Transcribe every line of the entries below verbatim, omitting the pictures from your answer.

Listings of elements and their boxes:
>>>

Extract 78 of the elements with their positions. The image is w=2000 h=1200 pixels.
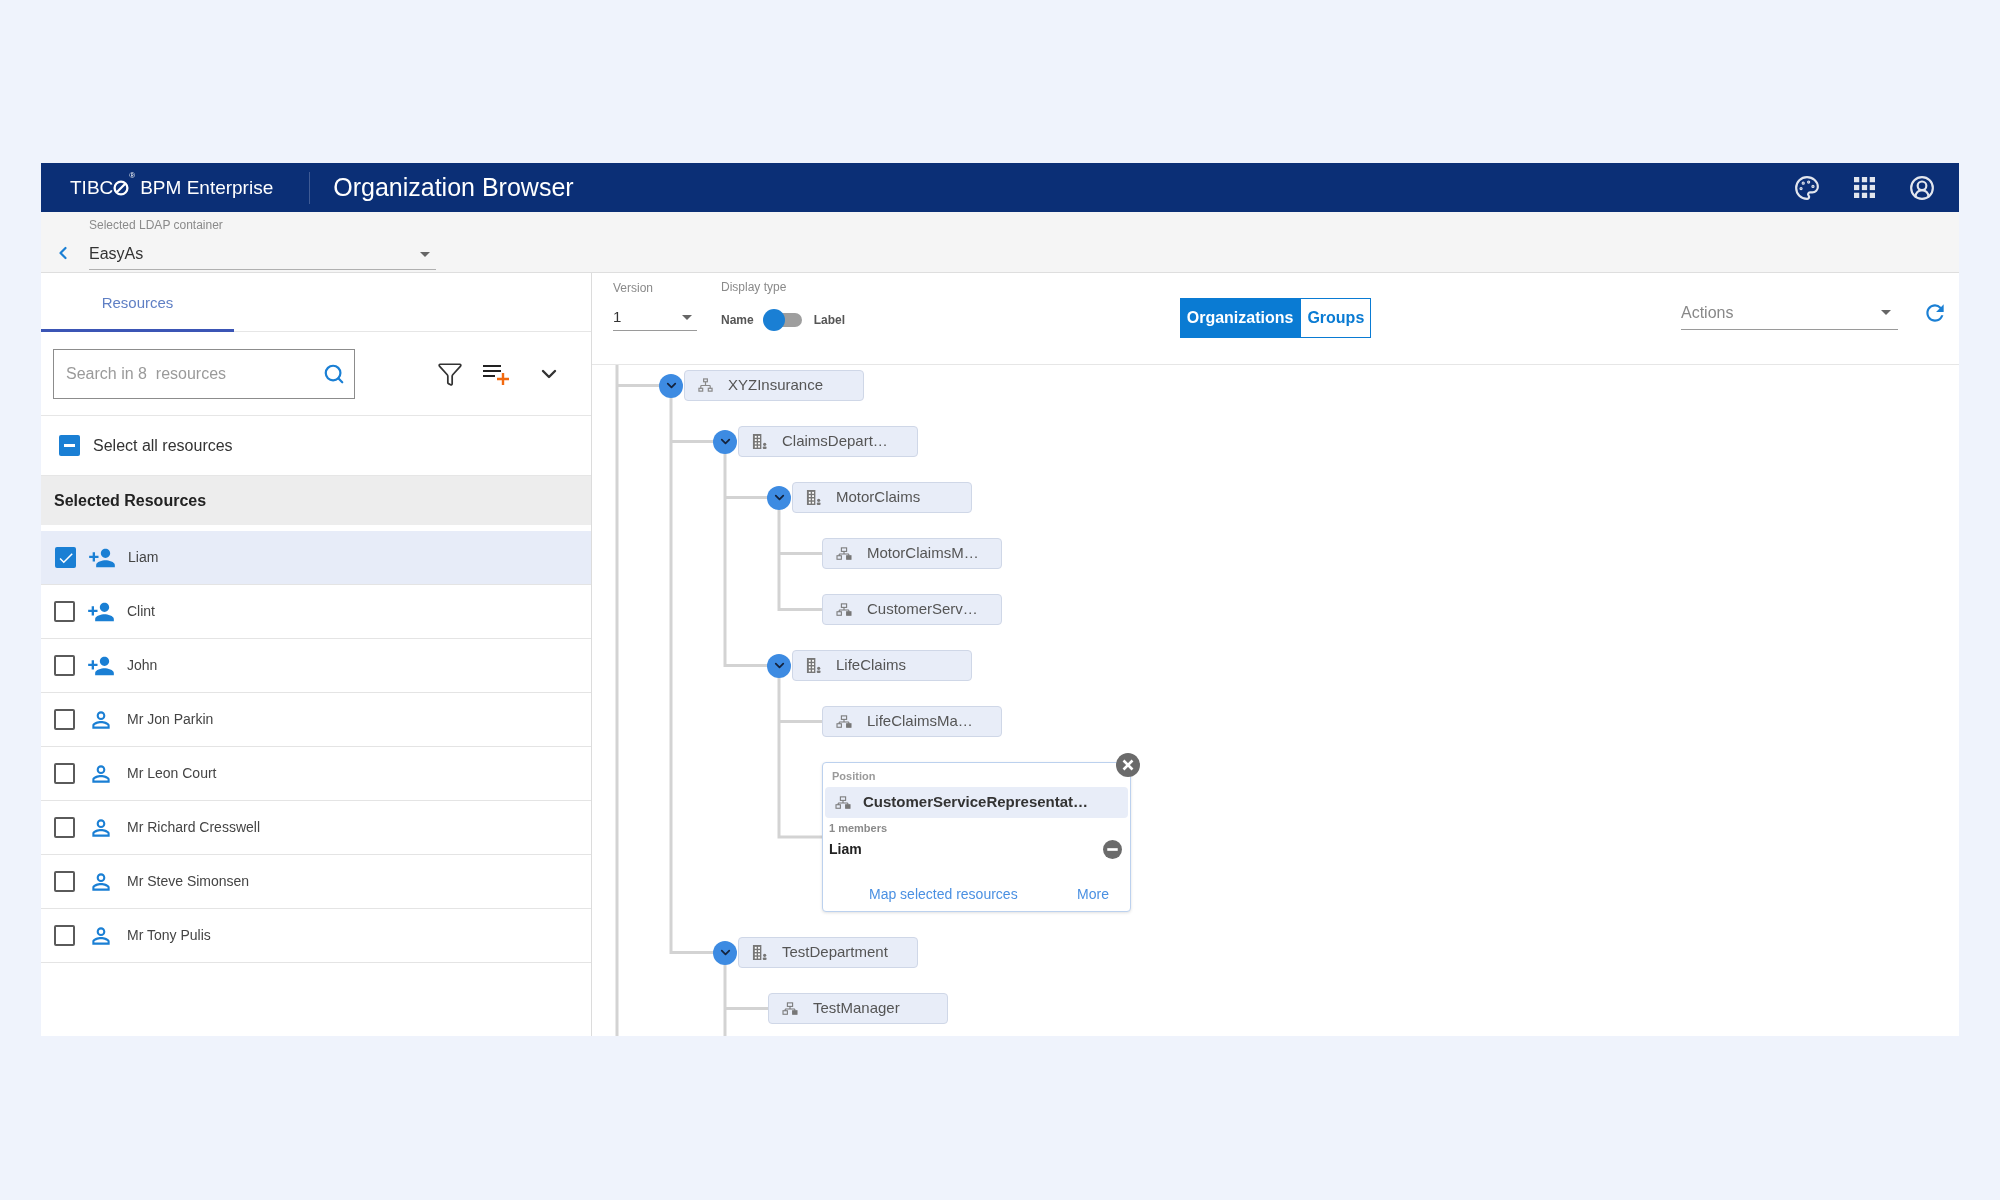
container-select[interactable]: EasyAs [89,239,436,270]
row-checkbox[interactable] [54,763,75,784]
expand-toggle[interactable] [713,429,737,454]
view-tab[interactable]: Organizations [1179,298,1301,338]
org-chart-icon [782,1001,798,1016]
card-link[interactable]: Map selected resources [869,884,1018,905]
field-label: Display type [721,280,788,295]
card-link[interactable]: More [1077,884,1109,905]
version-select[interactable]: 1 [613,305,697,331]
remove-icon[interactable] [1103,840,1122,859]
toggle-label: Name [721,312,754,329]
tree-node[interactable]: CustomerServ… [822,594,1002,625]
caret-down-icon [682,315,692,320]
resource-name: Mr Leon Court [127,764,217,783]
row-checkbox[interactable] [54,871,75,892]
tree-node[interactable]: LifeClaimsMa… [822,706,1002,737]
toggle-label: Label [813,312,846,329]
minus-icon [64,444,75,447]
expand-toggle[interactable] [767,653,791,678]
resource-name: John [127,656,158,675]
view-tab[interactable]: Groups [1300,298,1372,338]
registered-mark: ® [129,172,136,180]
tree-node[interactable]: ClaimsDepart… [738,426,918,457]
filter-icon[interactable] [437,360,463,387]
resource-name: Mr Richard Cresswell [127,818,261,837]
tree-node[interactable]: LifeClaims [792,650,972,681]
row-checkbox[interactable] [54,601,75,622]
tree-node[interactable]: TestDepartment [738,937,918,968]
resource-name: Mr Steve Simonsen [127,872,250,891]
select-all-label: Select all resources [93,435,233,456]
apps-grid-icon[interactable] [1854,177,1875,198]
tree-node[interactable]: MotorClaimsM… [822,538,1002,569]
tree-node[interactable]: XYZInsurance [684,370,864,401]
row-checkbox[interactable] [55,547,76,568]
row-checkbox[interactable] [54,655,75,676]
expand-toggle[interactable] [659,373,683,398]
card-type-label: Position [831,769,877,784]
caret-down-icon [420,251,430,257]
member-name: Liam [829,840,862,859]
search-field[interactable]: Search in 8 resources [53,348,355,399]
member-count: 1 members [828,821,889,835]
section-title: Selected Resources [41,476,591,525]
ring-logo-icon [113,179,130,196]
org-chart-icon [836,602,852,617]
resource-name: Mr Tony Pulis [127,926,211,945]
field-label: Version [613,281,655,296]
building-icon [752,944,767,961]
panel-tab[interactable]: Resources [41,274,234,332]
brand-text: TIBC [70,178,114,197]
tree-node[interactable]: MotorClaims [792,482,972,513]
page-title: Organization Browser [333,175,574,200]
resource-name: Clint [127,602,155,621]
search-icon [323,362,345,385]
select-all-checkbox[interactable] [59,435,80,456]
building-icon [806,657,821,674]
org-chart-icon [836,714,852,729]
building-icon [752,433,767,450]
resource-name: Mr Jon Parkin [127,710,214,729]
tree-node[interactable]: TestManager [768,993,948,1024]
expand-toggle[interactable] [767,485,791,510]
resource-name: Liam [128,548,159,567]
row-checkbox[interactable] [54,709,75,730]
row-checkbox[interactable] [54,925,75,946]
org-chart-icon [836,546,852,561]
caret-down-icon [1881,310,1891,315]
field-label: Selected LDAP container [89,218,224,233]
actions-select[interactable]: Actions [1681,296,1898,330]
palette-icon[interactable] [1794,174,1820,201]
product-name: BPM Enterprise [140,178,274,197]
expand-toggle[interactable] [713,940,737,965]
building-icon [806,489,821,506]
close-icon[interactable] [1116,753,1140,777]
resource-row[interactable]: Liam [41,531,591,585]
hierarchy-icon [698,378,713,393]
position-title[interactable]: CustomerServiceRepresentat… [825,787,1128,818]
org-chart-icon [835,795,851,810]
row-checkbox[interactable] [54,817,75,838]
account-icon[interactable] [1909,174,1935,201]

<<<

Full solution:
Extract 78 of the elements with their positions. The image is w=2000 h=1200 pixels.
container-select[interactable]: EasyAs [89,239,436,270]
row-checkbox[interactable] [54,763,75,784]
expand-toggle[interactable] [713,429,737,454]
view-tab[interactable]: Organizations [1179,298,1301,338]
org-chart-icon [782,1001,798,1016]
card-link[interactable]: Map selected resources [869,884,1018,905]
field-label: Display type [721,280,788,295]
card-link[interactable]: More [1077,884,1109,905]
version-select[interactable]: 1 [613,305,697,331]
remove-icon[interactable] [1103,840,1122,859]
toggle-label: Name [721,312,754,329]
tree-node[interactable]: CustomerServ… [822,594,1002,625]
caret-down-icon [682,315,692,320]
resource-name: Mr Leon Court [127,764,217,783]
row-checkbox[interactable] [54,871,75,892]
tree-node[interactable]: LifeClaimsMa… [822,706,1002,737]
toggle-label: Label [813,312,846,329]
minus-icon [64,444,75,447]
expand-toggle[interactable] [767,653,791,678]
resource-name: John [127,656,158,675]
view-tab[interactable]: Groups [1300,298,1372,338]
registered-mark: ® [129,172,136,180]
tree-node[interactable]: ClaimsDepart… [738,426,918,457]
filter-icon[interactable] [437,360,463,387]
resource-name: Mr Richard Cresswell [127,818,261,837]
tree-node[interactable]: LifeClaims [792,650,972,681]
row-checkbox[interactable] [54,601,75,622]
tree-node[interactable]: TestDepartment [738,937,918,968]
resource-name: Mr Steve Simonsen [127,872,250,891]
select-all-label: Select all resources [93,435,233,456]
apps-grid-icon[interactable] [1854,177,1875,198]
tree-node[interactable]: MotorClaimsM… [822,538,1002,569]
tree-node[interactable]: XYZInsurance [684,370,864,401]
row-checkbox[interactable] [55,547,76,568]
row-checkbox[interactable] [54,655,75,676]
expand-toggle[interactable] [659,373,683,398]
card-type-label: Position [831,769,877,784]
caret-down-icon [420,251,430,257]
member-name: Liam [829,840,862,859]
search-field[interactable]: Search in 8 resources [53,348,355,399]
member-count: 1 members [828,821,889,835]
section-title: Selected Resources [41,476,591,525]
ring-logo-icon [113,179,130,196]
org-chart-icon [836,602,852,617]
resource-name: Mr Tony Pulis [127,926,211,945]
field-label: Version [613,281,655,296]
building-icon [752,944,767,961]
panel-tab[interactable]: Resources [41,274,234,332]
brand-text: TIBC [70,178,114,197]
tree-node[interactable]: MotorClaims [792,482,972,513]
page-title: Organization Browser [333,175,574,200]
resource-name: Clint [127,602,155,621]
search-icon [323,362,345,385]
select-all-checkbox[interactable] [59,435,80,456]
building-icon [806,657,821,674]
org-chart-icon [836,714,852,729]
building-icon [752,433,767,450]
resource-name: Mr Jon Parkin [127,710,214,729]
tree-node[interactable]: TestManager [768,993,948,1024]
expand-toggle[interactable] [767,485,791,510]
resource-name: Liam [128,548,159,567]
row-checkbox[interactable] [54,709,75,730]
row-checkbox[interactable] [54,925,75,946]
org-chart-icon [836,546,852,561]
caret-down-icon [1881,310,1891,315]
field-label: Selected LDAP container [89,218,224,233]
actions-select[interactable]: Actions [1681,296,1898,330]
palette-icon[interactable] [1794,174,1820,201]
product-name: BPM Enterprise [140,178,274,197]
expand-toggle[interactable] [713,940,737,965]
building-icon [806,489,821,506]
close-icon[interactable] [1116,753,1140,777]
resource-row[interactable]: Liam [41,531,591,585]
hierarchy-icon [698,378,713,393]
position-title[interactable]: CustomerServiceRepresentat… [825,787,1128,818]
org-chart-icon [835,795,851,810]
row-checkbox[interactable] [54,817,75,838]
account-icon[interactable] [1909,174,1935,201]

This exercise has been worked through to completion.